--- START OF Information supplied ---

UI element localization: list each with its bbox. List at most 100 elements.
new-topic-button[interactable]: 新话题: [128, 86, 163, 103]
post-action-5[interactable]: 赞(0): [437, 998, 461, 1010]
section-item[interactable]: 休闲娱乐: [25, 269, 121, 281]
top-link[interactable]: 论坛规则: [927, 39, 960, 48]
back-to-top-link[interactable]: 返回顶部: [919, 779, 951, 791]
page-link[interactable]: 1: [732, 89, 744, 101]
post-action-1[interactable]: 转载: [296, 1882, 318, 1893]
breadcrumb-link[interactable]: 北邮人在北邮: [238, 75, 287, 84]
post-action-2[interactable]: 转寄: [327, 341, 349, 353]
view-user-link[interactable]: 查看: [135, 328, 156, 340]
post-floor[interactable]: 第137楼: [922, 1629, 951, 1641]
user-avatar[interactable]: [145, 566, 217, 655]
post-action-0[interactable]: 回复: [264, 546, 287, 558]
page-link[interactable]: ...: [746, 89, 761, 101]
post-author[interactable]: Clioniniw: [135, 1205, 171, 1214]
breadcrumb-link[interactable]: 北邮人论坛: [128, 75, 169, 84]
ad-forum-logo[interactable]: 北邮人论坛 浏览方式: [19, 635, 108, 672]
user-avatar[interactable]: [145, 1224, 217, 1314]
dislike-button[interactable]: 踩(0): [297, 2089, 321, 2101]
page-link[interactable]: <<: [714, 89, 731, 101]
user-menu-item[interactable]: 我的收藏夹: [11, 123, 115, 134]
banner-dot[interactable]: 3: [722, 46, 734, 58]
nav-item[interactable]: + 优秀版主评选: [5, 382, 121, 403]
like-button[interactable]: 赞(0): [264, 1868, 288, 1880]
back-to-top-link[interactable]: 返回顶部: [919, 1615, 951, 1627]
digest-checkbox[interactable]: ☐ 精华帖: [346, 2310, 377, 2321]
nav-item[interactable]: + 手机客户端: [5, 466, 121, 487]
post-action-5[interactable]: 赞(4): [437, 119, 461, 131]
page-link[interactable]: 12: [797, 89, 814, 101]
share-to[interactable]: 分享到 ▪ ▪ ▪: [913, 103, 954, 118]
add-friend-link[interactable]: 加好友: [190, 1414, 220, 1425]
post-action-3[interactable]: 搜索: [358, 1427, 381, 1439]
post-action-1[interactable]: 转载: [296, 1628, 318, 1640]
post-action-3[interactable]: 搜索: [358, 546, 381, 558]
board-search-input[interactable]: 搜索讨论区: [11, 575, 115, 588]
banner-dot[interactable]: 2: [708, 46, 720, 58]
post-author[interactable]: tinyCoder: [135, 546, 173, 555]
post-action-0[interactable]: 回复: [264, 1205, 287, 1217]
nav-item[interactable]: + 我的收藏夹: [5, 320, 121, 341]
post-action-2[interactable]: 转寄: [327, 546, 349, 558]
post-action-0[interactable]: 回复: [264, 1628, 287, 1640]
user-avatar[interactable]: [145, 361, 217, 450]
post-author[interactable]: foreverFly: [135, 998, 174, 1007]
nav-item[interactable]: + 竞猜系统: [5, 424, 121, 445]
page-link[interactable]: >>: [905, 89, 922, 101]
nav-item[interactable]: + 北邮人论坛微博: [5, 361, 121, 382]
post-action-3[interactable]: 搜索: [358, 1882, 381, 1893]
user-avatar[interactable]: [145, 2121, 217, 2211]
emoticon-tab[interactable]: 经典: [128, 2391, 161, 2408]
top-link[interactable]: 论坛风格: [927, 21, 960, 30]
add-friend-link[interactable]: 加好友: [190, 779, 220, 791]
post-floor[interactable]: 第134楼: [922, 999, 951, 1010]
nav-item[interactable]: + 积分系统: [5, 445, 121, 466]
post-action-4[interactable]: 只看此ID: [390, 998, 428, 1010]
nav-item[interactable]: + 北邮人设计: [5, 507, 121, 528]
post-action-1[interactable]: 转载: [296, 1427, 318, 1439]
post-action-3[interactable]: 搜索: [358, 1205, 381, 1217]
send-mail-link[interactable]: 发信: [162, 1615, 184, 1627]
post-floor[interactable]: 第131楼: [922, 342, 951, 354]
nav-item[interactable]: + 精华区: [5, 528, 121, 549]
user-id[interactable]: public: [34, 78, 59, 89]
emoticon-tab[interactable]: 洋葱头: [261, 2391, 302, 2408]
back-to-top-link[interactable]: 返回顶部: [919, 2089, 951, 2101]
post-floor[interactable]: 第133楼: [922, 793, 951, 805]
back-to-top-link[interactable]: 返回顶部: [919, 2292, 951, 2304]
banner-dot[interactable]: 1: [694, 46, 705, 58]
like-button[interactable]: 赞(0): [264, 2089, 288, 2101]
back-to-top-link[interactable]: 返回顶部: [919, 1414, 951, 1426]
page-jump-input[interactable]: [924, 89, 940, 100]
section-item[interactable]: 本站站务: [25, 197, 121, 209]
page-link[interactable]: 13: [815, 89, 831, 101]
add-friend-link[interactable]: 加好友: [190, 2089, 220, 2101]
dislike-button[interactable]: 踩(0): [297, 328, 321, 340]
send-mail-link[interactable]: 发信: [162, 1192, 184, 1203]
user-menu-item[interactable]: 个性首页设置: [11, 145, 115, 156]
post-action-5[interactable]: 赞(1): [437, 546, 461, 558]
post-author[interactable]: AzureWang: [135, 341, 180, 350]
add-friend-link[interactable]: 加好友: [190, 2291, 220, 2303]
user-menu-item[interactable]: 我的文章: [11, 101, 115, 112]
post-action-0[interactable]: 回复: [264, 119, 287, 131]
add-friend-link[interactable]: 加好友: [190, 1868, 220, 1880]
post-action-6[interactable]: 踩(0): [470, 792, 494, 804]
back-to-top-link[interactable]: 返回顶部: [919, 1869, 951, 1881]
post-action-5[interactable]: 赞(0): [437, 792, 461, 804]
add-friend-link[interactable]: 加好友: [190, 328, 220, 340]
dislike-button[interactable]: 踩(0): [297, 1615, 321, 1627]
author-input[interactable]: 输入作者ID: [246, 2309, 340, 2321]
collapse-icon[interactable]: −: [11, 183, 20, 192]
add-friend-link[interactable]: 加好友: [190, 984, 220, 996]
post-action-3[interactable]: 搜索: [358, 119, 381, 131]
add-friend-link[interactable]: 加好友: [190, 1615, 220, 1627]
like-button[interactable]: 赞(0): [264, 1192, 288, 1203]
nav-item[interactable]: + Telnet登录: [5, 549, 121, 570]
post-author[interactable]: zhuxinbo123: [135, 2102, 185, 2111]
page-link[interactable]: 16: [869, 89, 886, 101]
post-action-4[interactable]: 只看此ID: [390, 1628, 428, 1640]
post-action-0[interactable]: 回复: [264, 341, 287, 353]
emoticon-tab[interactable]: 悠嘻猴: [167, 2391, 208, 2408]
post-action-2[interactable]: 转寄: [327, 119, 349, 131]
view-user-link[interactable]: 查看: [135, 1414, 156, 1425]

--- END OF Information supplied ---

- _Written instruction_: Duplicate every row above verbatim, keeping each in its original order and leaving nothing altered.

- _Result for this task_:
UI element localization: list each with its bbox. List at most 100 elements.
new-topic-button[interactable]: 新话题: [128, 86, 163, 103]
post-action-5[interactable]: 赞(0): [437, 998, 461, 1010]
section-item[interactable]: 休闲娱乐: [25, 269, 121, 281]
top-link[interactable]: 论坛规则: [927, 39, 960, 48]
back-to-top-link[interactable]: 返回顶部: [919, 779, 951, 791]
page-link[interactable]: 1: [732, 89, 744, 101]
post-action-1[interactable]: 转载: [296, 1882, 318, 1893]
breadcrumb-link[interactable]: 北邮人在北邮: [238, 75, 287, 84]
post-action-2[interactable]: 转寄: [327, 341, 349, 353]
view-user-link[interactable]: 查看: [135, 328, 156, 340]
post-floor[interactable]: 第137楼: [922, 1629, 951, 1641]
user-avatar[interactable]: [145, 566, 217, 655]
post-action-0[interactable]: 回复: [264, 546, 287, 558]
page-link[interactable]: ...: [746, 89, 761, 101]
post-author[interactable]: Clioniniw: [135, 1205, 171, 1214]
breadcrumb-link[interactable]: 北邮人论坛: [128, 75, 169, 84]
ad-forum-logo[interactable]: 北邮人论坛 浏览方式: [19, 635, 108, 672]
user-avatar[interactable]: [145, 1224, 217, 1314]
dislike-button[interactable]: 踩(0): [297, 2089, 321, 2101]
page-link[interactable]: <<: [714, 89, 731, 101]
user-menu-item[interactable]: 我的收藏夹: [11, 123, 115, 134]
banner-dot[interactable]: 3: [722, 46, 734, 58]
nav-item[interactable]: + 优秀版主评选: [5, 382, 121, 403]
like-button[interactable]: 赞(0): [264, 1868, 288, 1880]
back-to-top-link[interactable]: 返回顶部: [919, 1615, 951, 1627]
digest-checkbox[interactable]: ☐ 精华帖: [346, 2310, 377, 2321]
nav-item[interactable]: + 手机客户端: [5, 466, 121, 487]
post-action-5[interactable]: 赞(4): [437, 119, 461, 131]
page-link[interactable]: 12: [797, 89, 814, 101]
share-to[interactable]: 分享到 ▪ ▪ ▪: [913, 103, 954, 118]
add-friend-link[interactable]: 加好友: [190, 1414, 220, 1425]
post-action-3[interactable]: 搜索: [358, 1427, 381, 1439]
post-action-1[interactable]: 转载: [296, 1628, 318, 1640]
post-action-3[interactable]: 搜索: [358, 546, 381, 558]
board-search-input[interactable]: 搜索讨论区: [11, 575, 115, 588]
banner-dot[interactable]: 2: [708, 46, 720, 58]
post-author[interactable]: tinyCoder: [135, 546, 173, 555]
post-action-0[interactable]: 回复: [264, 1205, 287, 1217]
nav-item[interactable]: + 我的收藏夹: [5, 320, 121, 341]
post-action-2[interactable]: 转寄: [327, 546, 349, 558]
post-action-0[interactable]: 回复: [264, 1628, 287, 1640]
user-avatar[interactable]: [145, 361, 217, 450]
post-author[interactable]: foreverFly: [135, 998, 174, 1007]
nav-item[interactable]: + 竞猜系统: [5, 424, 121, 445]
page-link[interactable]: >>: [905, 89, 922, 101]
nav-item[interactable]: + 北邮人论坛微博: [5, 361, 121, 382]
post-action-3[interactable]: 搜索: [358, 1882, 381, 1893]
user-avatar[interactable]: [145, 2121, 217, 2211]
emoticon-tab[interactable]: 经典: [128, 2391, 161, 2408]
top-link[interactable]: 论坛风格: [927, 21, 960, 30]
add-friend-link[interactable]: 加好友: [190, 779, 220, 791]
post-floor[interactable]: 第134楼: [922, 999, 951, 1010]
nav-item[interactable]: + 积分系统: [5, 445, 121, 466]
post-action-4[interactable]: 只看此ID: [390, 998, 428, 1010]
nav-item[interactable]: + 北邮人设计: [5, 507, 121, 528]
post-action-1[interactable]: 转载: [296, 1427, 318, 1439]
post-action-3[interactable]: 搜索: [358, 1205, 381, 1217]
send-mail-link[interactable]: 发信: [162, 1615, 184, 1627]
post-floor[interactable]: 第131楼: [922, 342, 951, 354]
nav-item[interactable]: + 精华区: [5, 528, 121, 549]
user-id[interactable]: public: [34, 78, 59, 89]
emoticon-tab[interactable]: 洋葱头: [261, 2391, 302, 2408]
back-to-top-link[interactable]: 返回顶部: [919, 2089, 951, 2101]
post-floor[interactable]: 第133楼: [922, 793, 951, 805]
back-to-top-link[interactable]: 返回顶部: [919, 2292, 951, 2304]
banner-dot[interactable]: 1: [694, 46, 705, 58]
like-button[interactable]: 赞(0): [264, 2089, 288, 2101]
back-to-top-link[interactable]: 返回顶部: [919, 1414, 951, 1426]
page-jump-input[interactable]: [924, 89, 940, 100]
section-item[interactable]: 本站站务: [25, 197, 121, 209]
page-link[interactable]: 13: [815, 89, 831, 101]
add-friend-link[interactable]: 加好友: [190, 2089, 220, 2101]
dislike-button[interactable]: 踩(0): [297, 328, 321, 340]
send-mail-link[interactable]: 发信: [162, 1192, 184, 1203]
user-menu-item[interactable]: 个性首页设置: [11, 145, 115, 156]
post-action-5[interactable]: 赞(1): [437, 546, 461, 558]
post-author[interactable]: AzureWang: [135, 341, 180, 350]
add-friend-link[interactable]: 加好友: [190, 2291, 220, 2303]
user-menu-item[interactable]: 我的文章: [11, 101, 115, 112]
post-action-0[interactable]: 回复: [264, 119, 287, 131]
add-friend-link[interactable]: 加好友: [190, 1868, 220, 1880]
post-action-6[interactable]: 踩(0): [470, 792, 494, 804]
back-to-top-link[interactable]: 返回顶部: [919, 1869, 951, 1881]
post-action-5[interactable]: 赞(0): [437, 792, 461, 804]
add-friend-link[interactable]: 加好友: [190, 328, 220, 340]
dislike-button[interactable]: 踩(0): [297, 1615, 321, 1627]
author-input[interactable]: 输入作者ID: [246, 2309, 340, 2321]
collapse-icon[interactable]: −: [11, 183, 20, 192]
add-friend-link[interactable]: 加好友: [190, 984, 220, 996]
post-action-3[interactable]: 搜索: [358, 119, 381, 131]
add-friend-link[interactable]: 加好友: [190, 1615, 220, 1627]
like-button[interactable]: 赞(0): [264, 1192, 288, 1203]
nav-item[interactable]: + Telnet登录: [5, 549, 121, 570]
post-author[interactable]: zhuxinbo123: [135, 2102, 185, 2111]
page-link[interactable]: 16: [869, 89, 886, 101]
post-action-4[interactable]: 只看此ID: [390, 1628, 428, 1640]
post-action-0[interactable]: 回复: [264, 341, 287, 353]
emoticon-tab[interactable]: 悠嘻猴: [167, 2391, 208, 2408]
post-action-2[interactable]: 转寄: [327, 119, 349, 131]
view-user-link[interactable]: 查看: [135, 1414, 156, 1425]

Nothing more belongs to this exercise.